At this point, before further evaluation of the round's success I'm going to need to: (A) read the entries, and see if the overall quality seems higher; (B) wait for a week and see if the list of participants includes a significant number of authors who otherwise wouldn't have gotten a chance to submit; and (C) see how the authors who pushed for this round feel about how it met their vision. I think there was a (D) but it's not coming to mind.

I'm glad to at least have tried it. It was a different experience, and pushed me in at least one way the three-day comp didn't. I pitched out a half-finished story and started over because I realized the core concept was weaker (and less fun to write) than the one I settled on. In a normal round I wouldn't have had that luxury.

Axis of Rotation
Group Contributor

3806699 makes a good point, motivation is central to the issue at hand here; with that I wholeheartedly agree. But...I do still think time is as well. The short deadline does supply ample motivation, at least that seems to be the case for everyone who I've ever seen participate, myself included. But people also function differently as writers, right? And I believe that while, say, a three day limit gives everyone motivation, for some it also constricts them a bit too tightly.

It's like...if you gave a group of people the same pair of pants, which were far too loose around the waist for everyone, and then tried to make them fit by putting everyone in the same-sized belt. For those with slimmer waists, the tight belt makes the pants fit nice and snug. For those with wider or thicker waists, the pants stay on and no longer fall down, but the belt squeezes their guts and is uncomfortable and gives them cramps, so they take them off anyway.

We all need a belt to wear the pants, but we can't all use the same sized belt.

Does that make sense? We all need motivation, and the writeoff supplies that, but the same constraints which provide that motivation don't work for everyone. It's not just about having the motivation, it's about having enough time to function as the writer you currently are. You need a belt, and it needs to fit properly; no one wants it too tight or too loose.

Obviously, you can't satisfy everyone's particular needs at once, and the writeoff being what it is, we're all handed the same belt size, or time limit. Which is why I think this new round was a good compromise. In each particular case, there are those for whom the belt fits perfectly, and those for whom it fits too tightly, perhaps to the point they simply can't bear it and quit, and those for whom the belt is too loose (like plenty of participants this round), possibly to the point the pants fall down to their ankles. In each case, not everyone is satisfied, but overall, when taking all the rounds together, everyone is satisfied. Like taking turns playing everyone's favorite song.

## TASK INSTRUCTIONS
a: Give again the stretch of the post from "Does that make" through "or too loose.".
b: In the post, what did the writer do with a half-finished story during this round?
The items that follow are separate material, unrelated to the post above.

## RAW DATA

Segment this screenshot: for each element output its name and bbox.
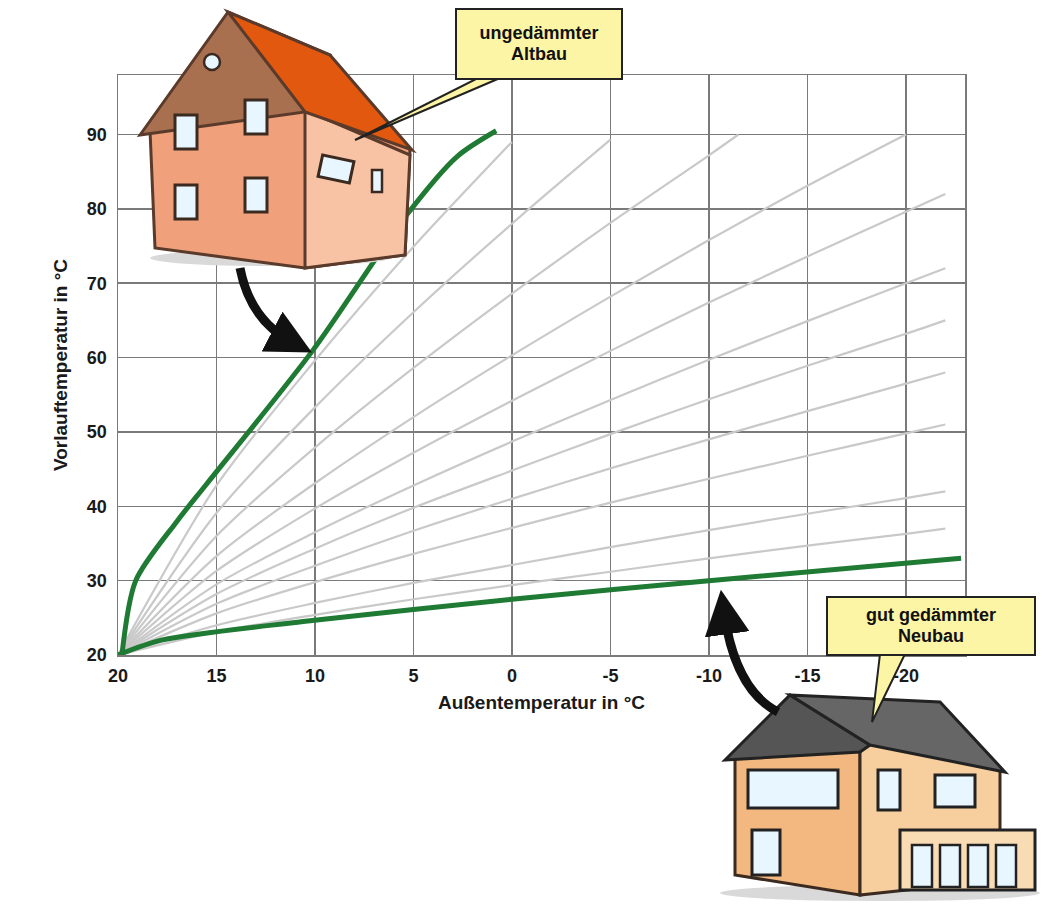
svg-text:50: 50 (87, 422, 107, 442)
svg-text:-15: -15 (794, 666, 820, 686)
svg-text:-20: -20 (893, 666, 919, 686)
html-text:Neubau: Neubau (898, 626, 964, 646)
svg-text:Vorlauftemperatur in °C: Vorlauftemperatur in °C (50, 259, 71, 471)
svg-text:70: 70 (87, 274, 107, 294)
html-text:gut gedämmter: gut gedämmter (866, 605, 996, 625)
svg-text:20: 20 (87, 645, 107, 665)
svg-text:5: 5 (408, 666, 418, 686)
svg-text:90: 90 (87, 125, 107, 145)
svg-text:20: 20 (108, 666, 128, 686)
html-text:ungedämmter: ungedämmter (479, 23, 599, 43)
svg-text:Außentemperatur in °C: Außentemperatur in °C (438, 692, 645, 713)
svg-text:40: 40 (87, 497, 107, 517)
svg-text:-10: -10 (696, 666, 722, 686)
svg-text:60: 60 (87, 348, 107, 368)
svg-text:10: 10 (305, 666, 325, 686)
svg-text:30: 30 (87, 571, 107, 591)
svg-text:15: 15 (206, 666, 226, 686)
svg-text:80: 80 (87, 199, 107, 219)
html-text:Altbau: Altbau (511, 44, 567, 64)
svg-text:0: 0 (507, 666, 517, 686)
svg-text:-5: -5 (602, 666, 618, 686)
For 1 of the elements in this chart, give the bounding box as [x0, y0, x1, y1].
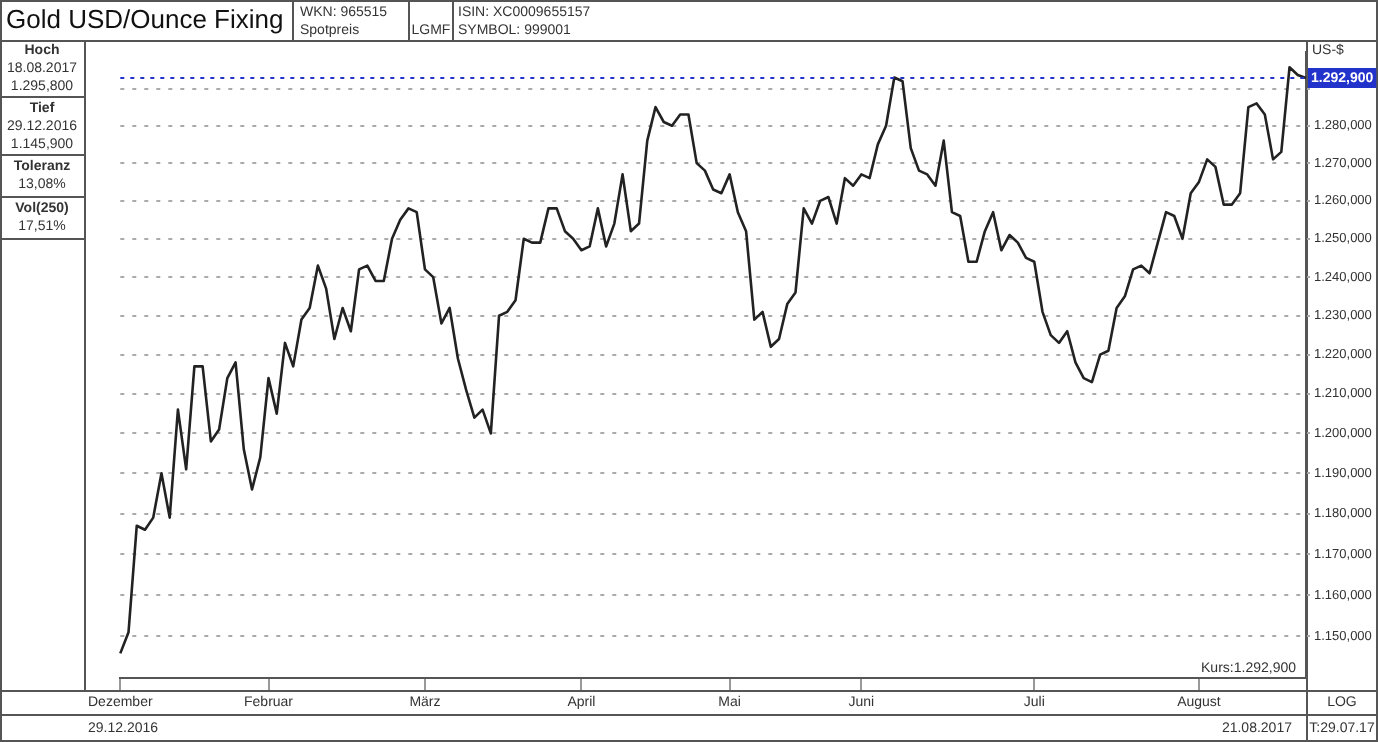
chart-title: Gold USD/Ounce Fixing	[6, 2, 284, 38]
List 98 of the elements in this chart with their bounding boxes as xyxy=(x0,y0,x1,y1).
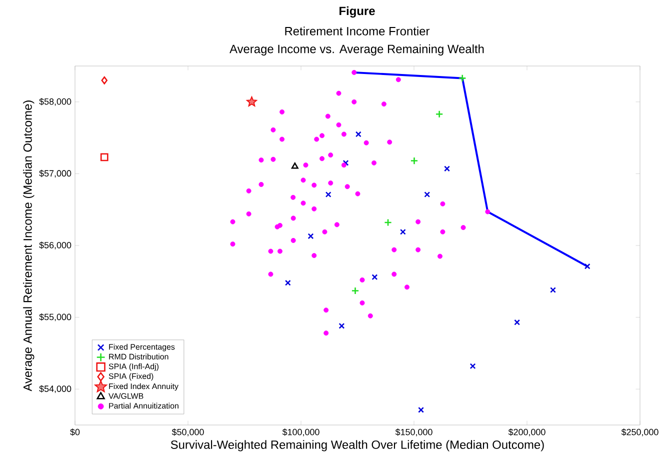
point xyxy=(392,247,397,252)
point xyxy=(334,222,340,228)
x-axis-title: Survival-Weighted Remaining Wealth Over Lifetime (Median Outcome) xyxy=(170,440,544,452)
point xyxy=(312,253,317,258)
point xyxy=(290,194,296,200)
y-tick-label: $54,000 xyxy=(39,385,72,393)
x-tick-label: $100,000 xyxy=(282,428,320,436)
point xyxy=(268,272,274,277)
y-tick-label: $57,000 xyxy=(39,170,72,178)
y-tick-label: $58,000 xyxy=(39,98,72,106)
point xyxy=(325,114,330,119)
point xyxy=(387,140,392,145)
point xyxy=(416,247,421,252)
point xyxy=(258,158,264,163)
point xyxy=(360,277,365,282)
x-tick-label: $0 xyxy=(70,428,80,436)
point xyxy=(444,166,450,172)
point xyxy=(277,248,282,254)
point xyxy=(328,152,334,158)
point xyxy=(280,109,285,114)
point xyxy=(101,76,108,84)
point xyxy=(290,238,296,243)
x-tick-label: $250,000 xyxy=(621,428,658,436)
point xyxy=(280,136,285,142)
point xyxy=(424,192,430,198)
point xyxy=(351,286,360,295)
point xyxy=(320,156,325,162)
point xyxy=(312,206,317,212)
point xyxy=(303,162,308,168)
point xyxy=(418,406,424,413)
point xyxy=(324,308,329,313)
point xyxy=(341,132,346,137)
point xyxy=(325,192,332,198)
y-tick-label: $56,000 xyxy=(39,242,72,250)
point xyxy=(268,248,274,254)
point xyxy=(344,184,350,190)
chart-title: Figure xyxy=(340,6,375,18)
point xyxy=(372,274,378,280)
y-axis-title: Average Annual Retirement Income (Median Outcome) xyxy=(23,100,34,392)
chart-subtitle: Retirement Income Frontier xyxy=(285,26,430,36)
point xyxy=(270,127,276,132)
point xyxy=(230,242,236,247)
point xyxy=(300,200,306,206)
point xyxy=(410,156,418,165)
point xyxy=(360,300,365,306)
point xyxy=(550,287,556,293)
point xyxy=(246,188,252,194)
point xyxy=(341,162,346,168)
point xyxy=(372,160,376,166)
point xyxy=(336,122,342,128)
point xyxy=(355,131,362,138)
point xyxy=(381,102,386,107)
point xyxy=(290,216,296,221)
point xyxy=(440,229,446,234)
point xyxy=(396,77,401,82)
point xyxy=(584,263,590,270)
point xyxy=(438,254,442,259)
x-tick-label: $50,000 xyxy=(172,428,204,436)
point xyxy=(364,140,369,146)
point xyxy=(291,162,298,169)
point xyxy=(392,272,397,277)
point xyxy=(246,211,252,216)
point xyxy=(514,319,520,326)
point xyxy=(440,201,446,206)
y-tick-label: $55,000 xyxy=(39,313,72,322)
point xyxy=(485,209,490,214)
point xyxy=(458,74,466,82)
point xyxy=(460,225,466,230)
x-tick-label: $200,000 xyxy=(508,428,546,436)
point xyxy=(368,313,373,318)
point xyxy=(270,156,276,162)
point xyxy=(258,182,264,187)
point xyxy=(230,219,236,224)
point xyxy=(352,99,357,104)
point xyxy=(277,222,282,228)
point xyxy=(320,133,325,138)
x-tick-label: $150,000 xyxy=(395,428,432,436)
point xyxy=(416,219,421,224)
point xyxy=(246,96,257,106)
point xyxy=(435,110,444,118)
point xyxy=(300,178,306,183)
point xyxy=(308,233,314,240)
point xyxy=(355,191,360,196)
point xyxy=(284,280,291,286)
point xyxy=(342,160,349,166)
point xyxy=(314,136,320,142)
point xyxy=(324,330,329,336)
point xyxy=(100,153,108,162)
point xyxy=(384,218,392,226)
point xyxy=(338,322,345,329)
point xyxy=(336,90,342,96)
point xyxy=(400,228,406,235)
point xyxy=(322,229,328,234)
point xyxy=(312,182,317,188)
text: Average Income vs. Average Remaining Wealth xyxy=(230,44,484,56)
point xyxy=(404,284,410,290)
point xyxy=(470,363,476,370)
point xyxy=(328,180,334,186)
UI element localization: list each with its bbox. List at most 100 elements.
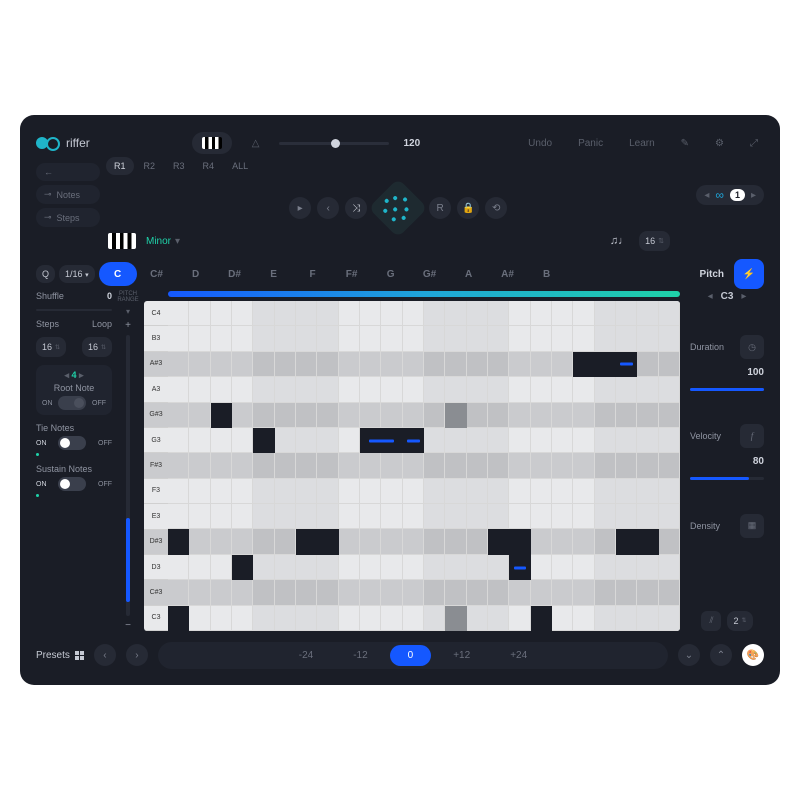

## EXERCISE RESULTS
a:
Does that make sense? We all need motivation, and the writeoff supplies that, but the same constraints which provide that motivation don't work for everyone. It's not just about having the motivation, it's about having enough time to function as the writer you currently are. You need a belt, and it needs to fit properly; no one wants it too tight or too loose.

b: The writer pitched it out and started over after realizing its core concept was weaker, and less fun to write, than the one the writer settled on.